WRITTEN INSTRUCTION:
Extract every line below that contains the string "Trading". Case counts, so match its capitalization.

DATA LISTING:
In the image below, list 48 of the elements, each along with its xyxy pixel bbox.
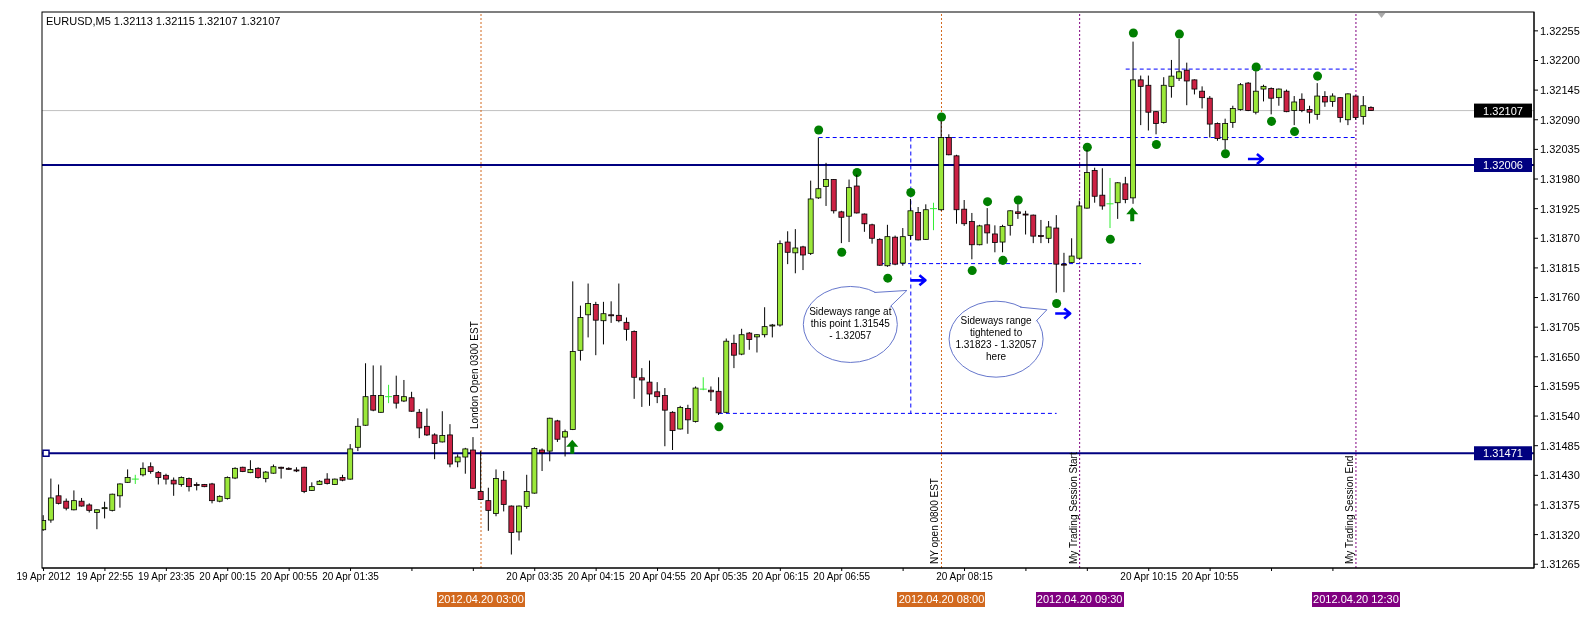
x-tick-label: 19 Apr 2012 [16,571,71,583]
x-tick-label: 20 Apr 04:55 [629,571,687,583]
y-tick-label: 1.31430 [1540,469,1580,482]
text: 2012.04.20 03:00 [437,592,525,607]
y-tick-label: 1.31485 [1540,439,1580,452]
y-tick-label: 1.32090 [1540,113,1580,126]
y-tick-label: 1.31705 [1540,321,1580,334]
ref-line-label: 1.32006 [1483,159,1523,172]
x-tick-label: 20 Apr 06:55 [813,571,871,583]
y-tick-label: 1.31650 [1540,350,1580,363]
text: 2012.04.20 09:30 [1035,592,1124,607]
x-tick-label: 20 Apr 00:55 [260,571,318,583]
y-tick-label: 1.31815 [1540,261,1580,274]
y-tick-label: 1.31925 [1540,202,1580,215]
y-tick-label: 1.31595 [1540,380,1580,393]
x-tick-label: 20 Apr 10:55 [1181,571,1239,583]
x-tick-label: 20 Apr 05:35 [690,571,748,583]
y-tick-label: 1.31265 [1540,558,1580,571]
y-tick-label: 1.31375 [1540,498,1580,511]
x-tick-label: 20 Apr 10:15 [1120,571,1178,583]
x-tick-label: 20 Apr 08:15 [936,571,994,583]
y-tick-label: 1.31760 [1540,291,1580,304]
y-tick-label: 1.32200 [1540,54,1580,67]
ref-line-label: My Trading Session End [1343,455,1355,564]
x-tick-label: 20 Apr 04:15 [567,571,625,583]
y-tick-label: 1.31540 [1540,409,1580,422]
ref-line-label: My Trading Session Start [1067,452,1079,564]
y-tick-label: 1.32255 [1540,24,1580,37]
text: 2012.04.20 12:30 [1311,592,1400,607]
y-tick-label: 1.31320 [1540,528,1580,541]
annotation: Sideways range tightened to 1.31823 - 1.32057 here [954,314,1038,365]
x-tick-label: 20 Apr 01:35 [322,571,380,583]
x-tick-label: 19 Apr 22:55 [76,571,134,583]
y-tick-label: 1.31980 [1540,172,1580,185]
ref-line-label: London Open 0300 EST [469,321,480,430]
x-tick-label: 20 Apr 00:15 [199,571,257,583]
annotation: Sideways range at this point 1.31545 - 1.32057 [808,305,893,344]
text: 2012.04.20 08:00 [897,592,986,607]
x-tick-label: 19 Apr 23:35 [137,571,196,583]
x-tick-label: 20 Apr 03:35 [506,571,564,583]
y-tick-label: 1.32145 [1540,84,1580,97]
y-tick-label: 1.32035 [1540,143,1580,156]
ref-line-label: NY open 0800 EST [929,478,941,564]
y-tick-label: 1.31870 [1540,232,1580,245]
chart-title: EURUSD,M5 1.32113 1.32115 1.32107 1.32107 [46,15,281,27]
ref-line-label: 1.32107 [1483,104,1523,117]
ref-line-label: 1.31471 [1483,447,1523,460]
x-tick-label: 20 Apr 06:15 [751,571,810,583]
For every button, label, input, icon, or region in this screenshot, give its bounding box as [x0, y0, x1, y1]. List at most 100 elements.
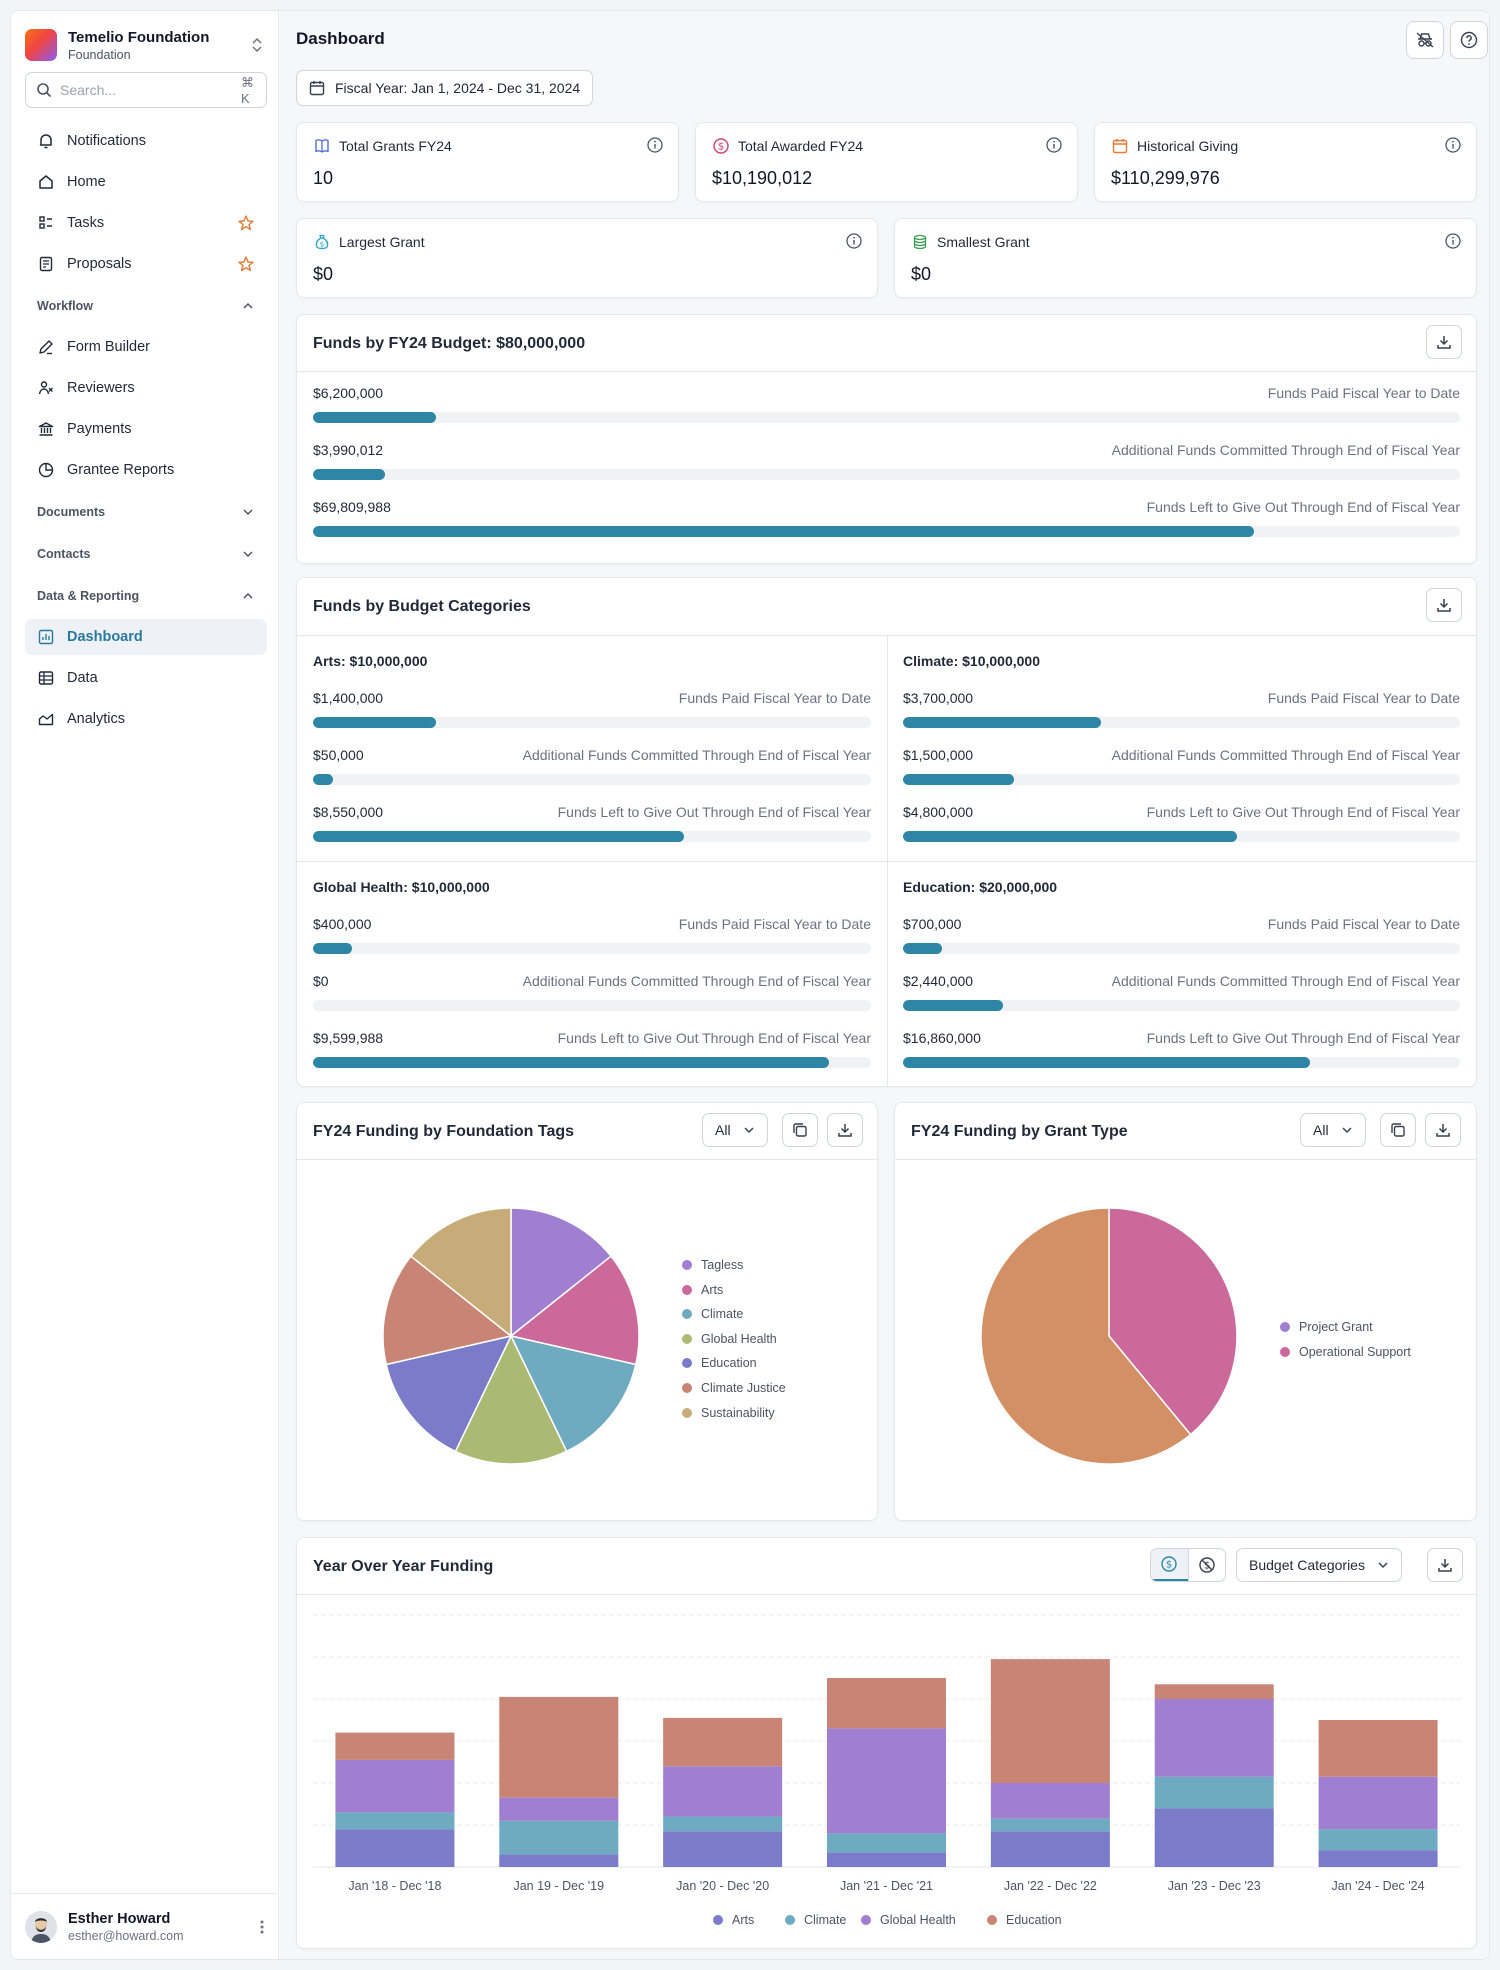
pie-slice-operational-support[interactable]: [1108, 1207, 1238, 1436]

FULL ANSWER:
ref-line-label: My Trading Session End [1343,455,1355,564]
ref-line-label: My Trading Session Start [1067,452,1079,564]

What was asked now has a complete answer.